Your goal: Exact repetition is required: output every record in full.

Provided information:
* * * * *

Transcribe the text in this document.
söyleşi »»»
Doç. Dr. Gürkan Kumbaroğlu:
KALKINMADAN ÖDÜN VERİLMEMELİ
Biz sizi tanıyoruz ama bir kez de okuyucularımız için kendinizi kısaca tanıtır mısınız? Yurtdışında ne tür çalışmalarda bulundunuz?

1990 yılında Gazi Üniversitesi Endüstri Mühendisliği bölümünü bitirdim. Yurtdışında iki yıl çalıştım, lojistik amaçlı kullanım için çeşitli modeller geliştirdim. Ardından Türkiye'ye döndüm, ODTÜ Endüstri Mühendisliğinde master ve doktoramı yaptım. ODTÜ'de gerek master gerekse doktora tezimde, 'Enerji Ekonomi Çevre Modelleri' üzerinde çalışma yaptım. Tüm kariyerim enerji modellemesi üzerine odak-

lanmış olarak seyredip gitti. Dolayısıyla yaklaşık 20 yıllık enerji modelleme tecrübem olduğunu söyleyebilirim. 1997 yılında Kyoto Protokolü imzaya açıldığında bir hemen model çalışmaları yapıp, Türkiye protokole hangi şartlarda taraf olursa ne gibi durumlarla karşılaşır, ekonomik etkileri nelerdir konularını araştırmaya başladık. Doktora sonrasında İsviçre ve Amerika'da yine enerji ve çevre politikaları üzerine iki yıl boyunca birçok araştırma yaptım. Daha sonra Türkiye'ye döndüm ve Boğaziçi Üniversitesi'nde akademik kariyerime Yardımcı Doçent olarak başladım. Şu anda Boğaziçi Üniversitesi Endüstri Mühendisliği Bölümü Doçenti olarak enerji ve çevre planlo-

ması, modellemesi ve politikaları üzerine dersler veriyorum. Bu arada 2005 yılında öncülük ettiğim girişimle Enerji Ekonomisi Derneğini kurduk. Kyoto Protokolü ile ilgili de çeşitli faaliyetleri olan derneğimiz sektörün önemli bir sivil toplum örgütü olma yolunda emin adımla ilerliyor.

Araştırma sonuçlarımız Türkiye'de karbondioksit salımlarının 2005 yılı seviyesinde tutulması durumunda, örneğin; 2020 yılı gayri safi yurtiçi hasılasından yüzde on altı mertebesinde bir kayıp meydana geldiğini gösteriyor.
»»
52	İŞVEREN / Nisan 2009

* * * * *

Problem solution:
Transcribe the text in this document.
söyleşi »»»
Doç. Dr. Gürkan Kumbaroğlu:
KALKINMADAN ÖDÜN VERİLMEMELİ
Biz sizi tanıyoruz ama bir kez de okuyucularımız için kendinizi kısaca tanıtır mısınız? Yurtdışında ne tür çalışmalarda bulundunuz?

1990 yılında Gazi Üniversitesi Endüstri Mühendisliği bölümünü bitirdim. Yurtdışında iki yıl çalıştım, lojistik amaçlı kullanım için çeşitli modeller geliştirdim. Ardından Türkiye'ye döndüm, ODTÜ Endüstri Mühendisliğinde master ve doktoramı yaptım. ODTÜ'de gerek master gerekse doktora tezimde, 'Enerji Ekonomi Çevre Modelleri' üzerinde çalışma yaptım. Tüm kariyerim enerji modellemesi üzerine odak-

lanmış olarak seyredip gitti. Dolayısıyla yaklaşık 20 yıllık enerji modelleme tecrübem olduğunu söyleyebilirim. 1997 yılında Kyoto Protokolü imzaya açıldığında bir hemen model çalışmaları yapıp, Türkiye protokole hangi şartlarda taraf olursa ne gibi durumlarla karşılaşır, ekonomik etkileri nelerdir konularını araştırmaya başladık. Doktora sonrasında İsviçre ve Amerika'da yine enerji ve çevre politikaları üzerine iki yıl boyunca birçok araştırma yaptım. Daha sonra Türkiye'ye döndüm ve Boğaziçi Üniversitesi'nde akademik kariyerime Yardımcı Doçent olarak başladım. Şu anda Boğaziçi Üniversitesi Endüstri Mühendisliği Bölümü Doçenti olarak enerji ve çevre planlo-

ması, modellemesi ve politikaları üzerine dersler veriyorum. Bu arada 2005 yılında öncülük ettiğim girişimle Enerji Ekonomisi Derneğini kurduk. Kyoto Protokolü ile ilgili de çeşitli faaliyetleri olan derneğimiz sektörün önemli bir sivil toplum örgütü olma yolunda emin adımla ilerliyor.

Araştırma sonuçlarımız Türkiye'de karbondioksit salımlarının 2005 yılı seviyesinde tutulması durumunda, örneğin; 2020 yılı gayri safi yurtiçi hasılasından yüzde on altı mertebesinde bir kayıp meydana geldiğini gösteriyor.
»»
52	İŞVEREN / Nisan 2009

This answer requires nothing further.